Look below. Copy each line that has "panel" in it.

[Dataset records]
———
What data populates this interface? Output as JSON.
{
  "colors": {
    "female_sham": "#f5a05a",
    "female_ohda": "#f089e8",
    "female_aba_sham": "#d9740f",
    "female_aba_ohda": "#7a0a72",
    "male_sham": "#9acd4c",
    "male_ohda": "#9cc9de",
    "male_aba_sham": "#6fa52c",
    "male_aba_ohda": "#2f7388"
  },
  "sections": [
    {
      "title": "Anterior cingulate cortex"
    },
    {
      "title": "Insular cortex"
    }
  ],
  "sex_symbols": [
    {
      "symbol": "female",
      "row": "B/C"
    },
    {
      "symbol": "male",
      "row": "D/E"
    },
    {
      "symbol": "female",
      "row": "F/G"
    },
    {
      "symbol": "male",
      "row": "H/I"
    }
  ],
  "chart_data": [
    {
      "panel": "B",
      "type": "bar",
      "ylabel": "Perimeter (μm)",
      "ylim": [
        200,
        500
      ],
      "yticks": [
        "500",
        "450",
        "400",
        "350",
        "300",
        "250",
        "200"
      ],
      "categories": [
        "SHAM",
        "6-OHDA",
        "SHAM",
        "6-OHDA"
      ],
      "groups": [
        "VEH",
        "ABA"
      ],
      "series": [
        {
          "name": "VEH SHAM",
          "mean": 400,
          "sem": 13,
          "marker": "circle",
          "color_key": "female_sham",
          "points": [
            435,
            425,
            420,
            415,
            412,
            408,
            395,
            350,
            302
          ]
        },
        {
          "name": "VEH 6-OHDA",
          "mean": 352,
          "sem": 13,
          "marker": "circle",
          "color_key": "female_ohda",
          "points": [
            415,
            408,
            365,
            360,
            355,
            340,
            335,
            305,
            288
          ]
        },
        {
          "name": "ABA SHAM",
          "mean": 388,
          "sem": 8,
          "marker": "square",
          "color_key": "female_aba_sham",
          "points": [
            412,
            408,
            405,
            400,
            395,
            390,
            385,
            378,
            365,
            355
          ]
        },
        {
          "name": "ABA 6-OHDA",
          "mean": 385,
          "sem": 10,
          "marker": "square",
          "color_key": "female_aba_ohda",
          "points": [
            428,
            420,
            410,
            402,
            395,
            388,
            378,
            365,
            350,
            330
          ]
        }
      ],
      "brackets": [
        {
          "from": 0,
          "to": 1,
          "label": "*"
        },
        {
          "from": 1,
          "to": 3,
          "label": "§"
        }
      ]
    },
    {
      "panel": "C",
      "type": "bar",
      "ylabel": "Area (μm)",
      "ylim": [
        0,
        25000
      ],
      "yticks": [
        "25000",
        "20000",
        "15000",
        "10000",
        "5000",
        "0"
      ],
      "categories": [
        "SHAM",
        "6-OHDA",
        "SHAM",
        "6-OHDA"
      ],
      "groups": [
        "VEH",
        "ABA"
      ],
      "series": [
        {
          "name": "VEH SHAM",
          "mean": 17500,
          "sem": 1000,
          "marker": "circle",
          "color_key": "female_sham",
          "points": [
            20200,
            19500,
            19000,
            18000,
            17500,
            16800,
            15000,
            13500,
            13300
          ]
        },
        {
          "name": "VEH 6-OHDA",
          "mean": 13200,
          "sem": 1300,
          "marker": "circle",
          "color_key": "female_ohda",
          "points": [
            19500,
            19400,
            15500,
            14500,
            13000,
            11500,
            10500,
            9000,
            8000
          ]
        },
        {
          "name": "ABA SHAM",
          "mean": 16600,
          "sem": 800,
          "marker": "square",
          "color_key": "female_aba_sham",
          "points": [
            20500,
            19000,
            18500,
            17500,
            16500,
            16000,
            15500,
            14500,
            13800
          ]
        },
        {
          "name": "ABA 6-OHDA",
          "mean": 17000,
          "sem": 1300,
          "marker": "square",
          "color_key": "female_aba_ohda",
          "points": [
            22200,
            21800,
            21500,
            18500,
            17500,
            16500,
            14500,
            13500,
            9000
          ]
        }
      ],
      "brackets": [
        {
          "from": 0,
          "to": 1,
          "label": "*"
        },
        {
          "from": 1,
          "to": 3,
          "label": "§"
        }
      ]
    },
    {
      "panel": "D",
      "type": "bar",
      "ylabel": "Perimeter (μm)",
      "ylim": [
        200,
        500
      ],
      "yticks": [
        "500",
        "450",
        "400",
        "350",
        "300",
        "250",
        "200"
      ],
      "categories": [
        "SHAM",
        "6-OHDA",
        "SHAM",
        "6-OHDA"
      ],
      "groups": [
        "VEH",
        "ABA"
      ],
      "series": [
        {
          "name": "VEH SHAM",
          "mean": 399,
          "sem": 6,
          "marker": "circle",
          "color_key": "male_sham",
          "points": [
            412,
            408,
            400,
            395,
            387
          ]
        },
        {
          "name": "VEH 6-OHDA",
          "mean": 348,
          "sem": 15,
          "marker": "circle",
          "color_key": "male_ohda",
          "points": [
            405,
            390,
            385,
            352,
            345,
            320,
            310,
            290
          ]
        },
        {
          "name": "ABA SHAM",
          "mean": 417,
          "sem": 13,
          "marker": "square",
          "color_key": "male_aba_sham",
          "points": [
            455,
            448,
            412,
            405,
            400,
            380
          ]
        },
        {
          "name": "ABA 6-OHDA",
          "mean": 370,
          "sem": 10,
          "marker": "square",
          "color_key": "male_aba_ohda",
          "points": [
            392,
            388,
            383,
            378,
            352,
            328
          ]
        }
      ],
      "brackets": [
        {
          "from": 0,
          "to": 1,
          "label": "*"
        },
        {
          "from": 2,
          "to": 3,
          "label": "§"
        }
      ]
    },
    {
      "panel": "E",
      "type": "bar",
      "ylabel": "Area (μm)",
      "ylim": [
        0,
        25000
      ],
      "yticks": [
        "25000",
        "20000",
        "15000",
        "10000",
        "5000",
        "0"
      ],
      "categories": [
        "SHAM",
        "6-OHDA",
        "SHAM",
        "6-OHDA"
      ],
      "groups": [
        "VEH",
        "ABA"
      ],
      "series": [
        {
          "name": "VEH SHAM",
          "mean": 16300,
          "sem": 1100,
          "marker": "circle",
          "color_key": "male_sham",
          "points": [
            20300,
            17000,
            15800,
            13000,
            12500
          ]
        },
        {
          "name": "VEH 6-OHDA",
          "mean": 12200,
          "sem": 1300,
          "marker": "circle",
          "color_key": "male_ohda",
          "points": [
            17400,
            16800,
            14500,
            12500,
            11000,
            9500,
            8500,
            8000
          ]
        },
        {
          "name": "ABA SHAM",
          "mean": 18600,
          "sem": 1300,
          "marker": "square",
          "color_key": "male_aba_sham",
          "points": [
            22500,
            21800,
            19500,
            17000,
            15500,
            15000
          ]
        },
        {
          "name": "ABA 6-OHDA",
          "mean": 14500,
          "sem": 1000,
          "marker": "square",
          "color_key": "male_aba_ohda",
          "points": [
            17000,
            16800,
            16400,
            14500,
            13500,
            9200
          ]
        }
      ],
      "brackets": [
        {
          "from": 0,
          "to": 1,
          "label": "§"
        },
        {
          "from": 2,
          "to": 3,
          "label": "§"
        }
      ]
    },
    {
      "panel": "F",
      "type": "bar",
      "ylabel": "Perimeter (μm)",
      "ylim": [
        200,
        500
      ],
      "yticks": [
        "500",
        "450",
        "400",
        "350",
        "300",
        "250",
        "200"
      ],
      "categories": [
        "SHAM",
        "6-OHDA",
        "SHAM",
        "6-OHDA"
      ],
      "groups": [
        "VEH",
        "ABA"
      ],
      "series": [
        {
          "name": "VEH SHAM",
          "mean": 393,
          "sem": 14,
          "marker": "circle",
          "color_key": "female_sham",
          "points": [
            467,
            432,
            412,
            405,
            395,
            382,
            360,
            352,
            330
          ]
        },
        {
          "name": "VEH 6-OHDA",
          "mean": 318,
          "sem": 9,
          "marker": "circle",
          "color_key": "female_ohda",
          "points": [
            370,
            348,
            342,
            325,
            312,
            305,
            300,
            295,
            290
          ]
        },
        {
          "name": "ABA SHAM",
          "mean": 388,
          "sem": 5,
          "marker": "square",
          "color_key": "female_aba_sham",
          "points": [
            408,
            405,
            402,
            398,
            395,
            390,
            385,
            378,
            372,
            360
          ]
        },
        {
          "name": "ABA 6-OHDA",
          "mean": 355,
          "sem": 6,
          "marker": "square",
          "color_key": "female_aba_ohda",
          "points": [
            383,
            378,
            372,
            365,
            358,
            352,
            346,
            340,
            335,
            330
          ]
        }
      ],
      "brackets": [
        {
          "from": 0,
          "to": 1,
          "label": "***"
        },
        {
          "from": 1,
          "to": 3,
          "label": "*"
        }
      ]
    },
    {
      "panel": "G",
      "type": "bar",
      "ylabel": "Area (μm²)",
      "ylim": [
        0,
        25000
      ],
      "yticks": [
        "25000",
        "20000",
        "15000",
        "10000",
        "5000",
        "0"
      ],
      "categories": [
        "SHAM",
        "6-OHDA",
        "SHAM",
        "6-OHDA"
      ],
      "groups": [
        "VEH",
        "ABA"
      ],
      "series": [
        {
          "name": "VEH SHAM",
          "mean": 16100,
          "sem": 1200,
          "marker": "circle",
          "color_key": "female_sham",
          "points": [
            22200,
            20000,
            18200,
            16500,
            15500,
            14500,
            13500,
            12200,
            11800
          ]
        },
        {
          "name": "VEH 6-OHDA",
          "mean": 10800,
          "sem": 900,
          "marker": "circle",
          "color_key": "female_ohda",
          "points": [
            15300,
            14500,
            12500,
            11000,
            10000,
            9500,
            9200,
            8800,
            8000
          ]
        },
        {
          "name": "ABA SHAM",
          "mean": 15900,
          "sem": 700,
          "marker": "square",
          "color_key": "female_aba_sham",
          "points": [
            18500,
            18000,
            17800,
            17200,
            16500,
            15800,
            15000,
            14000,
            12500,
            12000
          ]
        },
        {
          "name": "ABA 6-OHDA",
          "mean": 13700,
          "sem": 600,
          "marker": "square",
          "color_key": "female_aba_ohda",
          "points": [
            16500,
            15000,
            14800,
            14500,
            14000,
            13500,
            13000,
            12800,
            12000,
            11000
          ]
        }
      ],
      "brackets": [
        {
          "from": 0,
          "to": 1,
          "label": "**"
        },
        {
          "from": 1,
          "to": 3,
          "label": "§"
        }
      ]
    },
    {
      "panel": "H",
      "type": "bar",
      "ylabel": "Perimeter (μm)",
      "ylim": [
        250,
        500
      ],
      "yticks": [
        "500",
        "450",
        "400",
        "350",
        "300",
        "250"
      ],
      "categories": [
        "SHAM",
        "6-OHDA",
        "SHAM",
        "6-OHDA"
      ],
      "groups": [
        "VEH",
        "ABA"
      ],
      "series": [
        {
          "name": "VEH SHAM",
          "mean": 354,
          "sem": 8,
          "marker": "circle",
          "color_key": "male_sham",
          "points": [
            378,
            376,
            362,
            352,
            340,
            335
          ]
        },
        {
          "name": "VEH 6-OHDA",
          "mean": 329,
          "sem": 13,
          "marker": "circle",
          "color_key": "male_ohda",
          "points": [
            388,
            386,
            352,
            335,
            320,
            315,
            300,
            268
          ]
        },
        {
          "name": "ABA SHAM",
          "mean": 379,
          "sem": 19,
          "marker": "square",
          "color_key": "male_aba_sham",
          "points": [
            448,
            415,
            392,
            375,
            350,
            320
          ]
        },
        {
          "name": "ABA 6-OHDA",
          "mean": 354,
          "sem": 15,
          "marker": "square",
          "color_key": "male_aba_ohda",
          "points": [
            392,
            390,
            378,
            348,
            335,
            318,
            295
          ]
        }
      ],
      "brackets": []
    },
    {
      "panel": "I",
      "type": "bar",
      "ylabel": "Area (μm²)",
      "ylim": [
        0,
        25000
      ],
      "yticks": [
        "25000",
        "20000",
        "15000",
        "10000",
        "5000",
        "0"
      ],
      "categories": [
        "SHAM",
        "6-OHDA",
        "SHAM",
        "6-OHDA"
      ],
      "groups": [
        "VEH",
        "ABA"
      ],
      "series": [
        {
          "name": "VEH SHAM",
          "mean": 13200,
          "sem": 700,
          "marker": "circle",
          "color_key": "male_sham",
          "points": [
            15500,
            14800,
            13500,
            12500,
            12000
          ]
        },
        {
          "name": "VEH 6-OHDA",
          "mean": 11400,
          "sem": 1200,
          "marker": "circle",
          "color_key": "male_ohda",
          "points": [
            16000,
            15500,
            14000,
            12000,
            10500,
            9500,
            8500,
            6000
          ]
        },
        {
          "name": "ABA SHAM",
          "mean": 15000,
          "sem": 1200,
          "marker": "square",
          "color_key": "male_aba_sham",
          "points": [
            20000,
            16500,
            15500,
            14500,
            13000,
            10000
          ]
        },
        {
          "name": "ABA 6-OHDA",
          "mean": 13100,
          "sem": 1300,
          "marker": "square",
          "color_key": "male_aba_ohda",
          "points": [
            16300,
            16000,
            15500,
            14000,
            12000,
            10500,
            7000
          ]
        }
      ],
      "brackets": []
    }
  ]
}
———
▸ Right answer:
      "panel": "B",
      "panel": "C",
      "panel": "D",
      "panel": "E",
      "panel": "F",
      "panel": "G",
      "panel": "H",
      "panel": "I",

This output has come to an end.